§ DO THIS
Every entry needs to be reproduced exactly.

§ INFORMATION GIVEN
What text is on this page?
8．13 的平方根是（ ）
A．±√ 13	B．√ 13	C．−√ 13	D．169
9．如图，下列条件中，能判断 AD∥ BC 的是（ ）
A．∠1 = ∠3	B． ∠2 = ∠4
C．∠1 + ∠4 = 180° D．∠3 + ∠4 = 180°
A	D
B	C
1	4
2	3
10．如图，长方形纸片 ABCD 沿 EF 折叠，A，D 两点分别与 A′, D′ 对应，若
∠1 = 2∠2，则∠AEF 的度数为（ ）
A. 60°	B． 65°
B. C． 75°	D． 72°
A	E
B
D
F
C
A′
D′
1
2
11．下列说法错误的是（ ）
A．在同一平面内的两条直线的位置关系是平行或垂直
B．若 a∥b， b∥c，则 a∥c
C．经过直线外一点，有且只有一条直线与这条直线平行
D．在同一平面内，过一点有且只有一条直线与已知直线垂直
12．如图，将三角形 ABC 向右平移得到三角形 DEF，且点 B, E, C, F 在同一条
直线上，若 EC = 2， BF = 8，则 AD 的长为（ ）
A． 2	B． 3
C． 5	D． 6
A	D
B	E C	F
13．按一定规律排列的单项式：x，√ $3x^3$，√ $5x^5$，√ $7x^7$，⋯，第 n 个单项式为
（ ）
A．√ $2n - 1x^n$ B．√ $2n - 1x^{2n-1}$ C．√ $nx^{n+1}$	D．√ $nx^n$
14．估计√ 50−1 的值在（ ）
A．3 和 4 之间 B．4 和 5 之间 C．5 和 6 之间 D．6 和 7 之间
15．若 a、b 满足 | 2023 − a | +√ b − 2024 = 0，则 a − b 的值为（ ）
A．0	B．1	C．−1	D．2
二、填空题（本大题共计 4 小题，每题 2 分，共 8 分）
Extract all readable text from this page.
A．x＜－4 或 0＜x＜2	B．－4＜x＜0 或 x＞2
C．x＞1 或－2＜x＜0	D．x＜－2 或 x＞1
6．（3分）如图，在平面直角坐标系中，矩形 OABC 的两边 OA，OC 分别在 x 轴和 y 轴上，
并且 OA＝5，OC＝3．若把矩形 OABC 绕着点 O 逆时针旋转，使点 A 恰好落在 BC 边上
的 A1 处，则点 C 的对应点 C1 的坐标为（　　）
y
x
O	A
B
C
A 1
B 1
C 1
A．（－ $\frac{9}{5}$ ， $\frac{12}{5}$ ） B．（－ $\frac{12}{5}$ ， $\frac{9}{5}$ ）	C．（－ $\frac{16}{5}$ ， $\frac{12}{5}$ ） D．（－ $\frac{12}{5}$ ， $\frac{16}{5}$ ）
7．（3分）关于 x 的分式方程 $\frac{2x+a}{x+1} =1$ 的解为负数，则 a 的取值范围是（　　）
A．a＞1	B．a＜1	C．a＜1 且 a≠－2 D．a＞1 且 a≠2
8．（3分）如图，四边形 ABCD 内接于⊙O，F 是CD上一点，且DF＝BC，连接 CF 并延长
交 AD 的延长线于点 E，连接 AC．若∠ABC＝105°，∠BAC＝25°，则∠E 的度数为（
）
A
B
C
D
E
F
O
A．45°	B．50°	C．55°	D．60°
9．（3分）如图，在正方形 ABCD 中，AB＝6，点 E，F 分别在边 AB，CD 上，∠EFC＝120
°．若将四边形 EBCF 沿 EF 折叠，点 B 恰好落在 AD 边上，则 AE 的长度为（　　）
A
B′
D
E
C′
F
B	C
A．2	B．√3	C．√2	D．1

§ RESPONSE TO THE EXERCISE
What text is on this page?
8．13 的平方根是（ ）
A．±√ 13	B．√ 13	C．−√ 13	D．169
9．如图，下列条件中，能判断 AD∥ BC 的是（ ）
A．∠1 = ∠3	B． ∠2 = ∠4
C．∠1 + ∠4 = 180° D．∠3 + ∠4 = 180°
A	D
B	C
1	4
2	3
10．如图，长方形纸片 ABCD 沿 EF 折叠，A，D 两点分别与 A′, D′ 对应，若
∠1 = 2∠2，则∠AEF 的度数为（ ）
A. 60°	B． 65°
B. C． 75°	D． 72°
A	E
B
D
F
C
A′
D′
1
2
11．下列说法错误的是（ ）
A．在同一平面内的两条直线的位置关系是平行或垂直
B．若 a∥b， b∥c，则 a∥c
C．经过直线外一点，有且只有一条直线与这条直线平行
D．在同一平面内，过一点有且只有一条直线与已知直线垂直
12．如图，将三角形 ABC 向右平移得到三角形 DEF，且点 B, E, C, F 在同一条
直线上，若 EC = 2， BF = 8，则 AD 的长为（ ）
A． 2	B． 3
C． 5	D． 6
A	D
B	E C	F
13．按一定规律排列的单项式：x，√ $3x^3$，√ $5x^5$，√ $7x^7$，⋯，第 n 个单项式为
（ ）
A．√ $2n - 1x^n$ B．√ $2n - 1x^{2n-1}$ C．√ $nx^{n+1}$	D．√ $nx^n$
14．估计√ 50−1 的值在（ ）
A．3 和 4 之间 B．4 和 5 之间 C．5 和 6 之间 D．6 和 7 之间
15．若 a、b 满足 | 2023 − a | +√ b − 2024 = 0，则 a − b 的值为（ ）
A．0	B．1	C．−1	D．2
二、填空题（本大题共计 4 小题，每题 2 分，共 8 分）
Extract all readable text from this page.
A．x＜－4 或 0＜x＜2	B．－4＜x＜0 或 x＞2
C．x＞1 或－2＜x＜0	D．x＜－2 或 x＞1
6．（3分）如图，在平面直角坐标系中，矩形 OABC 的两边 OA，OC 分别在 x 轴和 y 轴上，
并且 OA＝5，OC＝3．若把矩形 OABC 绕着点 O 逆时针旋转，使点 A 恰好落在 BC 边上
的 A1 处，则点 C 的对应点 C1 的坐标为（　　）
y
x
O	A
B
C
A 1
B 1
C 1
A．（－ $\frac{9}{5}$ ， $\frac{12}{5}$ ） B．（－ $\frac{12}{5}$ ， $\frac{9}{5}$ ）	C．（－ $\frac{16}{5}$ ， $\frac{12}{5}$ ） D．（－ $\frac{12}{5}$ ， $\frac{16}{5}$ ）
7．（3分）关于 x 的分式方程 $\frac{2x+a}{x+1} =1$ 的解为负数，则 a 的取值范围是（　　）
A．a＞1	B．a＜1	C．a＜1 且 a≠－2 D．a＞1 且 a≠2
8．（3分）如图，四边形 ABCD 内接于⊙O，F 是CD上一点，且DF＝BC，连接 CF 并延长
交 AD 的延长线于点 E，连接 AC．若∠ABC＝105°，∠BAC＝25°，则∠E 的度数为（
）
A
B
C
D
E
F
O
A．45°	B．50°	C．55°	D．60°
9．（3分）如图，在正方形 ABCD 中，AB＝6，点 E，F 分别在边 AB，CD 上，∠EFC＝120
°．若将四边形 EBCF 沿 EF 折叠，点 B 恰好落在 AD 边上，则 AE 的长度为（　　）
A
B′
D
E
C′
F
B	C
A．2	B．√3	C．√2	D．1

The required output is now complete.